- _Goal_: Copy every entry precisely.

(Lines of data)
>>>
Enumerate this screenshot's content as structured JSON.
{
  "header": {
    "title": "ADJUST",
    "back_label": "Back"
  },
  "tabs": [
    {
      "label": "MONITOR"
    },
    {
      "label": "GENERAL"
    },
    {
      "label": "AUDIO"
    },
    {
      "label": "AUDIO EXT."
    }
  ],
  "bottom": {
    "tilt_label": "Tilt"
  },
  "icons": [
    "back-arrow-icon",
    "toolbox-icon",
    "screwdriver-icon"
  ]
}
<<<
- _The answer_:
Enumerate this screenshot's content as structured JSON.
{
  "header": {
    "title": "ADJUST",
    "back_label": "Back"
  },
  "tabs": [
    {
      "label": "MONITOR"
    },
    {
      "label": "GENERAL"
    },
    {
      "label": "AUDIO"
    },
    {
      "label": "AUDIO EXT."
    }
  ],
  "bottom": {
    "tilt_label": "Tilt"
  },
  "icons": [
    "back-arrow-icon",
    "toolbox-icon",
    "screwdriver-icon"
  ]
}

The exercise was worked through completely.